[Task description] Exclude the pictures and reproduce the remaining data exactly as written.

[Data records]
----
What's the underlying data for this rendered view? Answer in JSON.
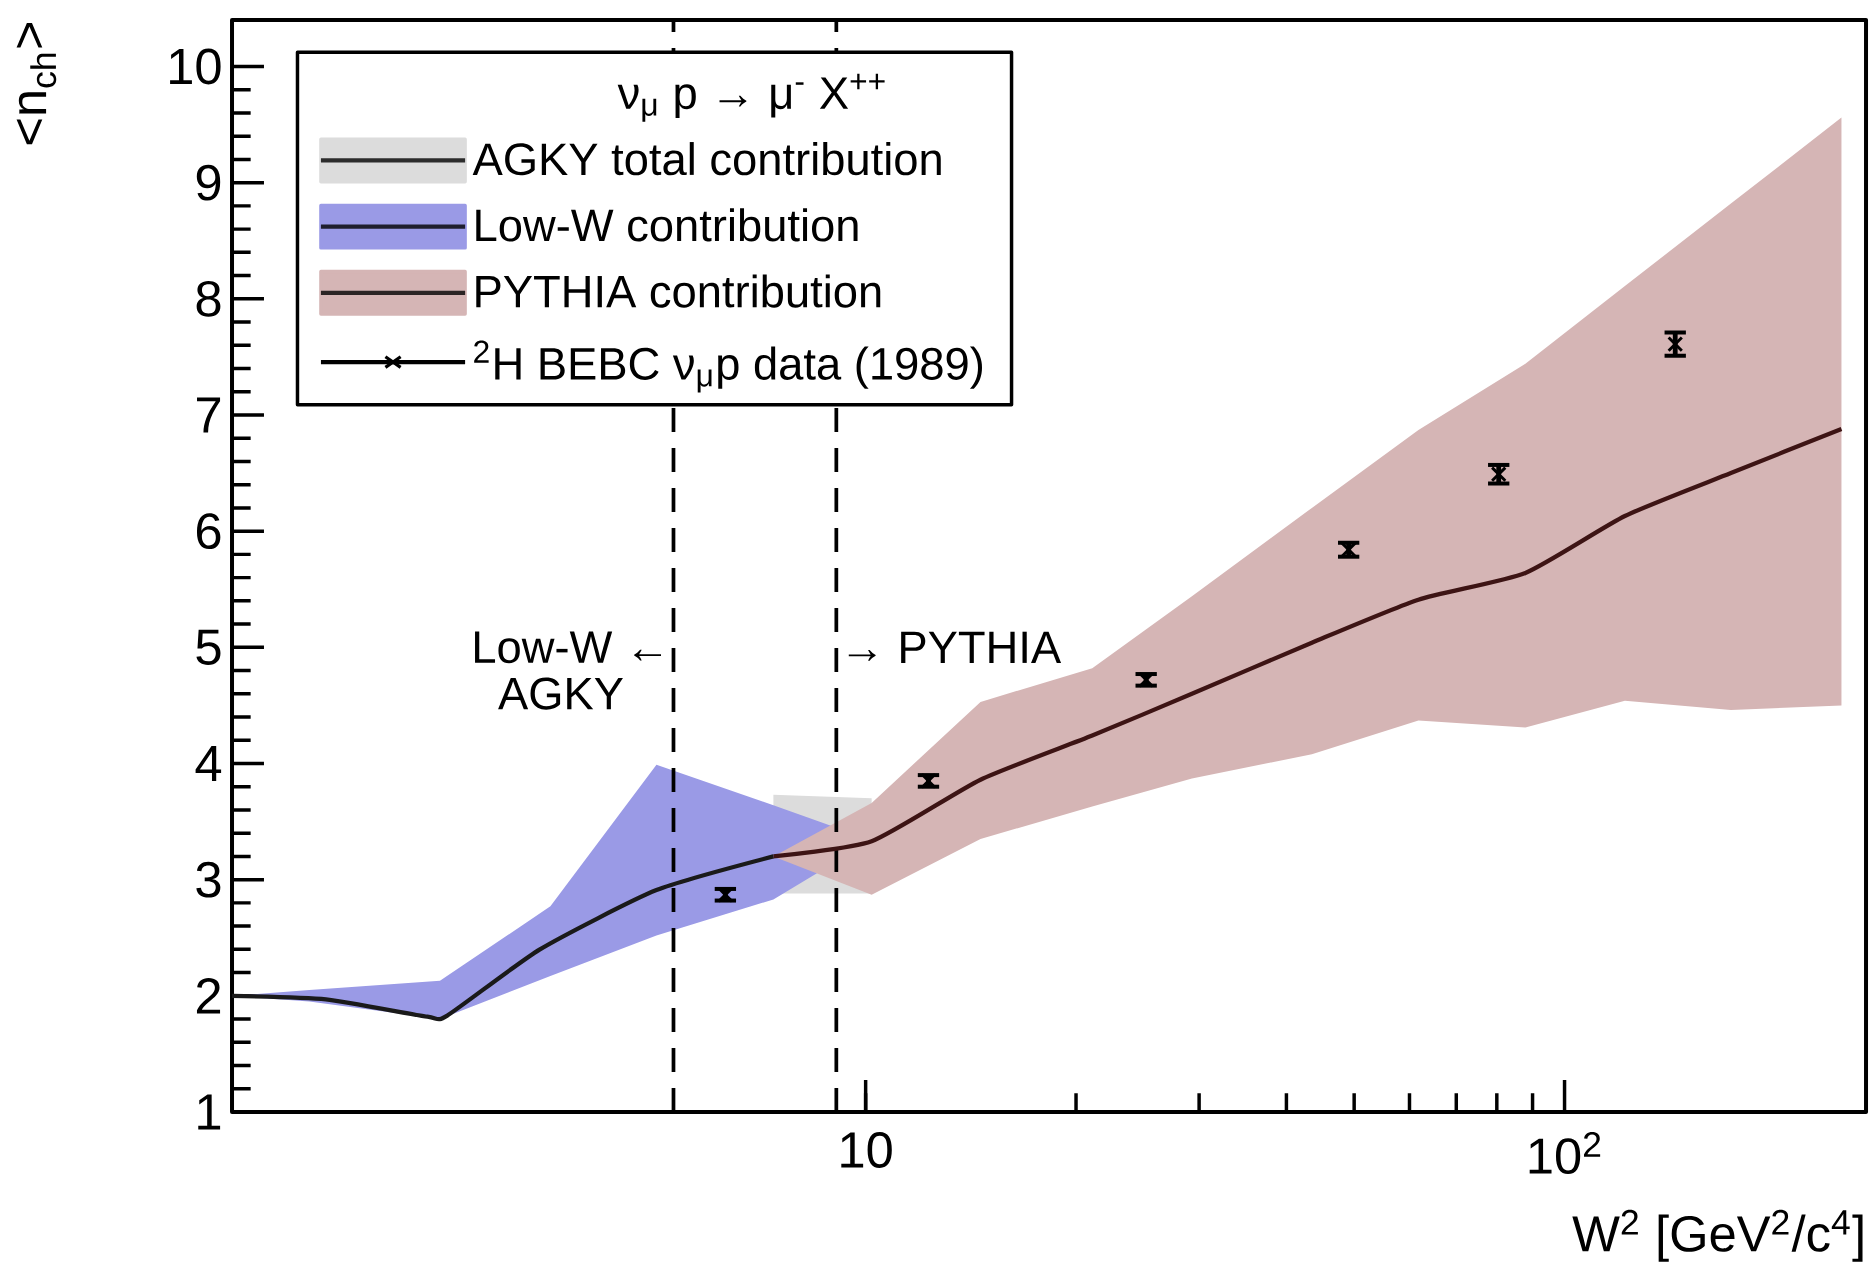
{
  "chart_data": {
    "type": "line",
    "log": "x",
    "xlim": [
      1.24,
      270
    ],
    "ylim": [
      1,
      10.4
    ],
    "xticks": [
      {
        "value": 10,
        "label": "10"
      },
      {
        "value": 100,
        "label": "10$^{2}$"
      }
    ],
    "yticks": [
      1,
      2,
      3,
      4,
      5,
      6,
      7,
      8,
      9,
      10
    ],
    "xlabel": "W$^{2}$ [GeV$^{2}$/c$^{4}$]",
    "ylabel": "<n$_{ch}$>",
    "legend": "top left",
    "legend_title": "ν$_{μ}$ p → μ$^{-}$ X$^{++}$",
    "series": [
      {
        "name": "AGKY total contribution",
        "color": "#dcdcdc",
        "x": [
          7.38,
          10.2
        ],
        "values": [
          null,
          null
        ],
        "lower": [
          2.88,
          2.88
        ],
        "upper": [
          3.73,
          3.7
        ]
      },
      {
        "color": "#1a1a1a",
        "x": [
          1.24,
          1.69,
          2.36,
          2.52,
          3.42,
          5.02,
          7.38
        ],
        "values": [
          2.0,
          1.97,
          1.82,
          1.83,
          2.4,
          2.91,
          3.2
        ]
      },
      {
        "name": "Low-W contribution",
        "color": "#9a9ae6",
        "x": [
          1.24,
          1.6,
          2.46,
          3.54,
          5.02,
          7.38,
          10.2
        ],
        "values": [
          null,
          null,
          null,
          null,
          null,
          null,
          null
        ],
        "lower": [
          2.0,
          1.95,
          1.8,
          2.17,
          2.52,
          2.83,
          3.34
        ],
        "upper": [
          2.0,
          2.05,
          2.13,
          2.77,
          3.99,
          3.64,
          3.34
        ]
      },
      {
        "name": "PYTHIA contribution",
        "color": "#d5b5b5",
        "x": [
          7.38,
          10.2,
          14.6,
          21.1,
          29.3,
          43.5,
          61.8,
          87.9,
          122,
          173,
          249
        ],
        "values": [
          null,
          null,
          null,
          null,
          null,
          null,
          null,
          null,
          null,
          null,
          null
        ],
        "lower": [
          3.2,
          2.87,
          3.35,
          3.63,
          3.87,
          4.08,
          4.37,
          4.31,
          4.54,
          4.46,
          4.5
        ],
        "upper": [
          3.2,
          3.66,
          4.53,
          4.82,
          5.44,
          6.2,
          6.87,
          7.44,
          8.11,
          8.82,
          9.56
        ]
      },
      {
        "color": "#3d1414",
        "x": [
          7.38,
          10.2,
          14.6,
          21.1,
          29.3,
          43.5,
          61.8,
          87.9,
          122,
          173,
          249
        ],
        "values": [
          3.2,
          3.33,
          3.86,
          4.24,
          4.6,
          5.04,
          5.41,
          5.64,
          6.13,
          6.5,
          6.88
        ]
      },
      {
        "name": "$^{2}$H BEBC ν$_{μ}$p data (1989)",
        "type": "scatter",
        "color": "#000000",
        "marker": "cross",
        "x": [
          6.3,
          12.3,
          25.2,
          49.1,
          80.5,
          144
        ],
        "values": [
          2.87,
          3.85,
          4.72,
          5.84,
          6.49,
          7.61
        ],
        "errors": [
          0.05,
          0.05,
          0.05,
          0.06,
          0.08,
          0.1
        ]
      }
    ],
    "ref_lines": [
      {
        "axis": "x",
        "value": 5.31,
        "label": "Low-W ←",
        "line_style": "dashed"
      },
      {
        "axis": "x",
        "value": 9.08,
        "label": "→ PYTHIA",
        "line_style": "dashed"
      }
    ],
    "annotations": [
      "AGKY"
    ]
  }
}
----
[Output]
What's the underlying data for this rendered view? Answer in JSON.
{
  "chart_data": {
    "type": "line",
    "log": "x",
    "xlim": [
      1.24,
      270
    ],
    "ylim": [
      1,
      10.4
    ],
    "xticks": [
      {
        "value": 10,
        "label": "10"
      },
      {
        "value": 100,
        "label": "10$^{2}$"
      }
    ],
    "yticks": [
      1,
      2,
      3,
      4,
      5,
      6,
      7,
      8,
      9,
      10
    ],
    "xlabel": "W$^{2}$ [GeV$^{2}$/c$^{4}$]",
    "ylabel": "<n$_{ch}$>",
    "legend": "top left",
    "legend_title": "ν$_{μ}$ p → μ$^{-}$ X$^{++}$",
    "series": [
      {
        "name": "AGKY total contribution",
        "color": "#dcdcdc",
        "x": [
          7.38,
          10.2
        ],
        "values": [
          null,
          null
        ],
        "lower": [
          2.88,
          2.88
        ],
        "upper": [
          3.73,
          3.7
        ]
      },
      {
        "color": "#1a1a1a",
        "x": [
          1.24,
          1.69,
          2.36,
          2.52,
          3.42,
          5.02,
          7.38
        ],
        "values": [
          2.0,
          1.97,
          1.82,
          1.83,
          2.4,
          2.91,
          3.2
        ]
      },
      {
        "name": "Low-W contribution",
        "color": "#9a9ae6",
        "x": [
          1.24,
          1.6,
          2.46,
          3.54,
          5.02,
          7.38,
          10.2
        ],
        "values": [
          null,
          null,
          null,
          null,
          null,
          null,
          null
        ],
        "lower": [
          2.0,
          1.95,
          1.8,
          2.17,
          2.52,
          2.83,
          3.34
        ],
        "upper": [
          2.0,
          2.05,
          2.13,
          2.77,
          3.99,
          3.64,
          3.34
        ]
      },
      {
        "name": "PYTHIA contribution",
        "color": "#d5b5b5",
        "x": [
          7.38,
          10.2,
          14.6,
          21.1,
          29.3,
          43.5,
          61.8,
          87.9,
          122,
          173,
          249
        ],
        "values": [
          null,
          null,
          null,
          null,
          null,
          null,
          null,
          null,
          null,
          null,
          null
        ],
        "lower": [
          3.2,
          2.87,
          3.35,
          3.63,
          3.87,
          4.08,
          4.37,
          4.31,
          4.54,
          4.46,
          4.5
        ],
        "upper": [
          3.2,
          3.66,
          4.53,
          4.82,
          5.44,
          6.2,
          6.87,
          7.44,
          8.11,
          8.82,
          9.56
        ]
      },
      {
        "color": "#3d1414",
        "x": [
          7.38,
          10.2,
          14.6,
          21.1,
          29.3,
          43.5,
          61.8,
          87.9,
          122,
          173,
          249
        ],
        "values": [
          3.2,
          3.33,
          3.86,
          4.24,
          4.6,
          5.04,
          5.41,
          5.64,
          6.13,
          6.5,
          6.88
        ]
      },
      {
        "name": "$^{2}$H BEBC ν$_{μ}$p data (1989)",
        "type": "scatter",
        "color": "#000000",
        "marker": "cross",
        "x": [
          6.3,
          12.3,
          25.2,
          49.1,
          80.5,
          144
        ],
        "values": [
          2.87,
          3.85,
          4.72,
          5.84,
          6.49,
          7.61
        ],
        "errors": [
          0.05,
          0.05,
          0.05,
          0.06,
          0.08,
          0.1
        ]
      }
    ],
    "ref_lines": [
      {
        "axis": "x",
        "value": 5.31,
        "label": "Low-W ←",
        "line_style": "dashed"
      },
      {
        "axis": "x",
        "value": 9.08,
        "label": "→ PYTHIA",
        "line_style": "dashed"
      }
    ],
    "annotations": [
      "AGKY"
    ]
  }
}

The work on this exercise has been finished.